Dataset records:

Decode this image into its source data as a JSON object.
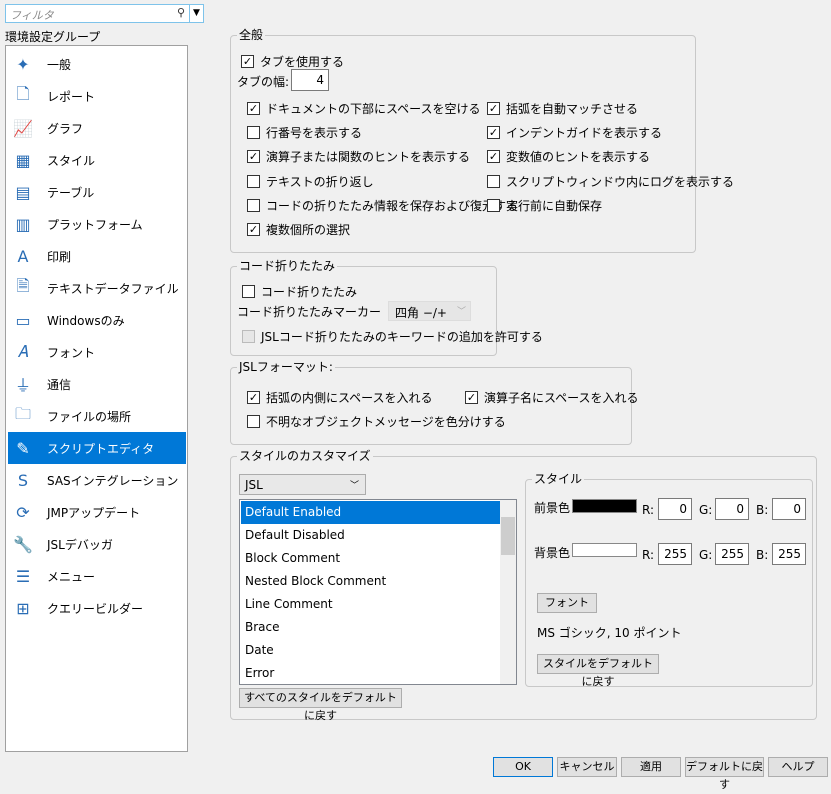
{
  "filter": {
    "placeholder": "フィルタ"
  },
  "sidebar": {
    "title": "環境設定グループ",
    "selected": 12,
    "items": [
      {
        "label": "一般",
        "icon": "jmp-person-icon"
      },
      {
        "label": "レポート",
        "icon": "report-icon"
      },
      {
        "label": "グラフ",
        "icon": "graph-icon"
      },
      {
        "label": "スタイル",
        "icon": "style-icon"
      },
      {
        "label": "テーブル",
        "icon": "table-icon"
      },
      {
        "label": "プラットフォーム",
        "icon": "platform-icon"
      },
      {
        "label": "印刷",
        "icon": "print-icon"
      },
      {
        "label": "テキストデータファイル",
        "icon": "txt-file-icon"
      },
      {
        "label": "Windowsのみ",
        "icon": "monitor-icon"
      },
      {
        "label": "フォント",
        "icon": "font-icon"
      },
      {
        "label": "通信",
        "icon": "plug-icon"
      },
      {
        "label": "ファイルの場所",
        "icon": "folder-icon"
      },
      {
        "label": "スクリプトエディタ",
        "icon": "script-icon"
      },
      {
        "label": "SASインテグレーション",
        "icon": "sas-icon"
      },
      {
        "label": "JMPアップデート",
        "icon": "update-icon"
      },
      {
        "label": "JSLデバッガ",
        "icon": "wrench-icon"
      },
      {
        "label": "メニュー",
        "icon": "menu-icon"
      },
      {
        "label": "クエリービルダー",
        "icon": "query-icon"
      }
    ]
  },
  "general": {
    "title": "全般",
    "use_tabs": {
      "label": "タブを使用する",
      "checked": true
    },
    "tab_width_label": "タブの幅:",
    "tab_width": "4",
    "left": [
      {
        "label": "ドキュメントの下部にスペースを空ける",
        "checked": true
      },
      {
        "label": "行番号を表示する",
        "checked": false
      },
      {
        "label": "演算子または関数のヒントを表示する",
        "checked": true
      },
      {
        "label": "テキストの折り返し",
        "checked": false
      },
      {
        "label": "コードの折りたたみ情報を保存および復元する",
        "checked": false
      },
      {
        "label": "複数個所の選択",
        "checked": true
      }
    ],
    "right": [
      {
        "label": "括弧を自動マッチさせる",
        "checked": true
      },
      {
        "label": "インデントガイドを表示する",
        "checked": true
      },
      {
        "label": "変数値のヒントを表示する",
        "checked": true
      },
      {
        "label": "スクリプトウィンドウ内にログを表示する",
        "checked": false
      },
      {
        "label": "実行前に自動保存",
        "checked": false
      }
    ]
  },
  "folding": {
    "title": "コード折りたたみ",
    "enable": {
      "label": "コード折りたたみ",
      "checked": false
    },
    "marker_label": "コード折りたたみマーカー",
    "marker_value": "四角 −/+",
    "keywords": {
      "label": "JSLコード折りたたみのキーワードの追加を許可する",
      "checked": false
    }
  },
  "format": {
    "title": "JSLフォーマット:",
    "items": [
      {
        "label": "括弧の内側にスペースを入れる",
        "checked": true
      },
      {
        "label": "演算子名にスペースを入れる",
        "checked": true
      },
      {
        "label": "不明なオブジェクトメッセージを色分けする",
        "checked": false
      }
    ]
  },
  "custom": {
    "title": "スタイルのカスタマイズ",
    "language": "JSL",
    "styles": [
      "Default Enabled",
      "Default Disabled",
      "Block Comment",
      "Nested Block Comment",
      "Line Comment",
      "Brace",
      "Date",
      "Error"
    ],
    "selected": 0,
    "reset_all": "すべてのスタイルをデフォルトに戻す",
    "style": {
      "title": "スタイル",
      "fg_label": "前景色",
      "bg_label": "背景色",
      "fg_color": "#000000",
      "bg_color": "#ffffff",
      "fg": {
        "r": "0",
        "g": "0",
        "b": "0"
      },
      "bg": {
        "r": "255",
        "g": "255",
        "b": "255"
      },
      "r": "R:",
      "g": "G:",
      "b": "B:",
      "font_button": "フォント",
      "font_desc": "MS ゴシック, 10 ポイント",
      "reset": "スタイルをデフォルトに戻す"
    }
  },
  "buttons": {
    "ok": "OK",
    "cancel": "キャンセル",
    "apply": "適用",
    "defaults": "デフォルトに戻す",
    "help": "ヘルプ"
  }
}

## Job
Images do not belong in the copy; reproduce all other parts of the records above verbatim.

## The solution
Decode this image into its source data as a JSON object.
{
  "filter": {
    "placeholder": "フィルタ"
  },
  "sidebar": {
    "title": "環境設定グループ",
    "selected": 12,
    "items": [
      {
        "label": "一般",
        "icon": "jmp-person-icon"
      },
      {
        "label": "レポート",
        "icon": "report-icon"
      },
      {
        "label": "グラフ",
        "icon": "graph-icon"
      },
      {
        "label": "スタイル",
        "icon": "style-icon"
      },
      {
        "label": "テーブル",
        "icon": "table-icon"
      },
      {
        "label": "プラットフォーム",
        "icon": "platform-icon"
      },
      {
        "label": "印刷",
        "icon": "print-icon"
      },
      {
        "label": "テキストデータファイル",
        "icon": "txt-file-icon"
      },
      {
        "label": "Windowsのみ",
        "icon": "monitor-icon"
      },
      {
        "label": "フォント",
        "icon": "font-icon"
      },
      {
        "label": "通信",
        "icon": "plug-icon"
      },
      {
        "label": "ファイルの場所",
        "icon": "folder-icon"
      },
      {
        "label": "スクリプトエディタ",
        "icon": "script-icon"
      },
      {
        "label": "SASインテグレーション",
        "icon": "sas-icon"
      },
      {
        "label": "JMPアップデート",
        "icon": "update-icon"
      },
      {
        "label": "JSLデバッガ",
        "icon": "wrench-icon"
      },
      {
        "label": "メニュー",
        "icon": "menu-icon"
      },
      {
        "label": "クエリービルダー",
        "icon": "query-icon"
      }
    ]
  },
  "general": {
    "title": "全般",
    "use_tabs": {
      "label": "タブを使用する",
      "checked": true
    },
    "tab_width_label": "タブの幅:",
    "tab_width": "4",
    "left": [
      {
        "label": "ドキュメントの下部にスペースを空ける",
        "checked": true
      },
      {
        "label": "行番号を表示する",
        "checked": false
      },
      {
        "label": "演算子または関数のヒントを表示する",
        "checked": true
      },
      {
        "label": "テキストの折り返し",
        "checked": false
      },
      {
        "label": "コードの折りたたみ情報を保存および復元する",
        "checked": false
      },
      {
        "label": "複数個所の選択",
        "checked": true
      }
    ],
    "right": [
      {
        "label": "括弧を自動マッチさせる",
        "checked": true
      },
      {
        "label": "インデントガイドを表示する",
        "checked": true
      },
      {
        "label": "変数値のヒントを表示する",
        "checked": true
      },
      {
        "label": "スクリプトウィンドウ内にログを表示する",
        "checked": false
      },
      {
        "label": "実行前に自動保存",
        "checked": false
      }
    ]
  },
  "folding": {
    "title": "コード折りたたみ",
    "enable": {
      "label": "コード折りたたみ",
      "checked": false
    },
    "marker_label": "コード折りたたみマーカー",
    "marker_value": "四角 −/+",
    "keywords": {
      "label": "JSLコード折りたたみのキーワードの追加を許可する",
      "checked": false
    }
  },
  "format": {
    "title": "JSLフォーマット:",
    "items": [
      {
        "label": "括弧の内側にスペースを入れる",
        "checked": true
      },
      {
        "label": "演算子名にスペースを入れる",
        "checked": true
      },
      {
        "label": "不明なオブジェクトメッセージを色分けする",
        "checked": false
      }
    ]
  },
  "custom": {
    "title": "スタイルのカスタマイズ",
    "language": "JSL",
    "styles": [
      "Default Enabled",
      "Default Disabled",
      "Block Comment",
      "Nested Block Comment",
      "Line Comment",
      "Brace",
      "Date",
      "Error"
    ],
    "selected": 0,
    "reset_all": "すべてのスタイルをデフォルトに戻す",
    "style": {
      "title": "スタイル",
      "fg_label": "前景色",
      "bg_label": "背景色",
      "fg_color": "#000000",
      "bg_color": "#ffffff",
      "fg": {
        "r": "0",
        "g": "0",
        "b": "0"
      },
      "bg": {
        "r": "255",
        "g": "255",
        "b": "255"
      },
      "r": "R:",
      "g": "G:",
      "b": "B:",
      "font_button": "フォント",
      "font_desc": "MS ゴシック, 10 ポイント",
      "reset": "スタイルをデフォルトに戻す"
    }
  },
  "buttons": {
    "ok": "OK",
    "cancel": "キャンセル",
    "apply": "適用",
    "defaults": "デフォルトに戻す",
    "help": "ヘルプ"
  }
}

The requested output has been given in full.